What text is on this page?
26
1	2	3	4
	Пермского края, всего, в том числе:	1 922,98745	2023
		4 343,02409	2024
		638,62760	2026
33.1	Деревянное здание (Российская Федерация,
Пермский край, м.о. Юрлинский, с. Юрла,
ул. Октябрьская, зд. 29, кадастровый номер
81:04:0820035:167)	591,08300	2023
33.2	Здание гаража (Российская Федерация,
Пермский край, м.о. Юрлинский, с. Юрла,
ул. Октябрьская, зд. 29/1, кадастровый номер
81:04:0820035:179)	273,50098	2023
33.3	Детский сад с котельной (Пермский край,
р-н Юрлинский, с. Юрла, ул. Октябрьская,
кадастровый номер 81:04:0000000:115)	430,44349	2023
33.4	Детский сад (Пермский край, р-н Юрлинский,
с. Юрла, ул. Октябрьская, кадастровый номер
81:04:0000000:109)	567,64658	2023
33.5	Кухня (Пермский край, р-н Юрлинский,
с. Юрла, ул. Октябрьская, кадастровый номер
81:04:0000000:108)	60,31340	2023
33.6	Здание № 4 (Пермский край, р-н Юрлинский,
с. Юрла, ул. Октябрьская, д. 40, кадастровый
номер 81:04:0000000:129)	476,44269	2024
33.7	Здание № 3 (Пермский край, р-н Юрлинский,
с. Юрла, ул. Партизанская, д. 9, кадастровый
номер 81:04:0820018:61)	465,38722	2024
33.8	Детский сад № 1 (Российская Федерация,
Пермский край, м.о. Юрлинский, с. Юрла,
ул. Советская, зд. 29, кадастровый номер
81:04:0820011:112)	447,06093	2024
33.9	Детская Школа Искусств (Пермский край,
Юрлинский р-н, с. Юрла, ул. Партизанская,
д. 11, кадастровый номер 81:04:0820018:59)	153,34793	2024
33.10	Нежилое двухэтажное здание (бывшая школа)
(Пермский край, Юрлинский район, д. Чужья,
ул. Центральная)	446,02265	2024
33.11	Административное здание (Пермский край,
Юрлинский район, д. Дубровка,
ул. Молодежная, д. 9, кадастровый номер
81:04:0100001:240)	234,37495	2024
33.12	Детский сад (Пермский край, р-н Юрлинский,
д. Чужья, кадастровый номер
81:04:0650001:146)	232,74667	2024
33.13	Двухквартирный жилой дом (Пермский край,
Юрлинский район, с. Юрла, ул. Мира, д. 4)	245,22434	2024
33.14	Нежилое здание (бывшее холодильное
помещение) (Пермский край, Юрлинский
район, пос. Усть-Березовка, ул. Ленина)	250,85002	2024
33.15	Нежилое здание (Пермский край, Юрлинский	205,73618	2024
------
Your task is to print the whole listing again exactly.

[EXERCISE OUTPUT]
What text is on this page?
26
1	2	3	4
	Пермского края, всего, в том числе:	1 922,98745	2023
		4 343,02409	2024
		638,62760	2026
33.1	Деревянное здание (Российская Федерация,
Пермский край, м.о. Юрлинский, с. Юрла,
ул. Октябрьская, зд. 29, кадастровый номер
81:04:0820035:167)	591,08300	2023
33.2	Здание гаража (Российская Федерация,
Пермский край, м.о. Юрлинский, с. Юрла,
ул. Октябрьская, зд. 29/1, кадастровый номер
81:04:0820035:179)	273,50098	2023
33.3	Детский сад с котельной (Пермский край,
р-н Юрлинский, с. Юрла, ул. Октябрьская,
кадастровый номер 81:04:0000000:115)	430,44349	2023
33.4	Детский сад (Пермский край, р-н Юрлинский,
с. Юрла, ул. Октябрьская, кадастровый номер
81:04:0000000:109)	567,64658	2023
33.5	Кухня (Пермский край, р-н Юрлинский,
с. Юрла, ул. Октябрьская, кадастровый номер
81:04:0000000:108)	60,31340	2023
33.6	Здание № 4 (Пермский край, р-н Юрлинский,
с. Юрла, ул. Октябрьская, д. 40, кадастровый
номер 81:04:0000000:129)	476,44269	2024
33.7	Здание № 3 (Пермский край, р-н Юрлинский,
с. Юрла, ул. Партизанская, д. 9, кадастровый
номер 81:04:0820018:61)	465,38722	2024
33.8	Детский сад № 1 (Российская Федерация,
Пермский край, м.о. Юрлинский, с. Юрла,
ул. Советская, зд. 29, кадастровый номер
81:04:0820011:112)	447,06093	2024
33.9	Детская Школа Искусств (Пермский край,
Юрлинский р-н, с. Юрла, ул. Партизанская,
д. 11, кадастровый номер 81:04:0820018:59)	153,34793	2024
33.10	Нежилое двухэтажное здание (бывшая школа)
(Пермский край, Юрлинский район, д. Чужья,
ул. Центральная)	446,02265	2024
33.11	Административное здание (Пермский край,
Юрлинский район, д. Дубровка,
ул. Молодежная, д. 9, кадастровый номер
81:04:0100001:240)	234,37495	2024
33.12	Детский сад (Пермский край, р-н Юрлинский,
д. Чужья, кадастровый номер
81:04:0650001:146)	232,74667	2024
33.13	Двухквартирный жилой дом (Пермский край,
Юрлинский район, с. Юрла, ул. Мира, д. 4)	245,22434	2024
33.14	Нежилое здание (бывшее холодильное
помещение) (Пермский край, Юрлинский
район, пос. Усть-Березовка, ул. Ленина)	250,85002	2024
33.15	Нежилое здание (Пермский край, Юрлинский	205,73618	2024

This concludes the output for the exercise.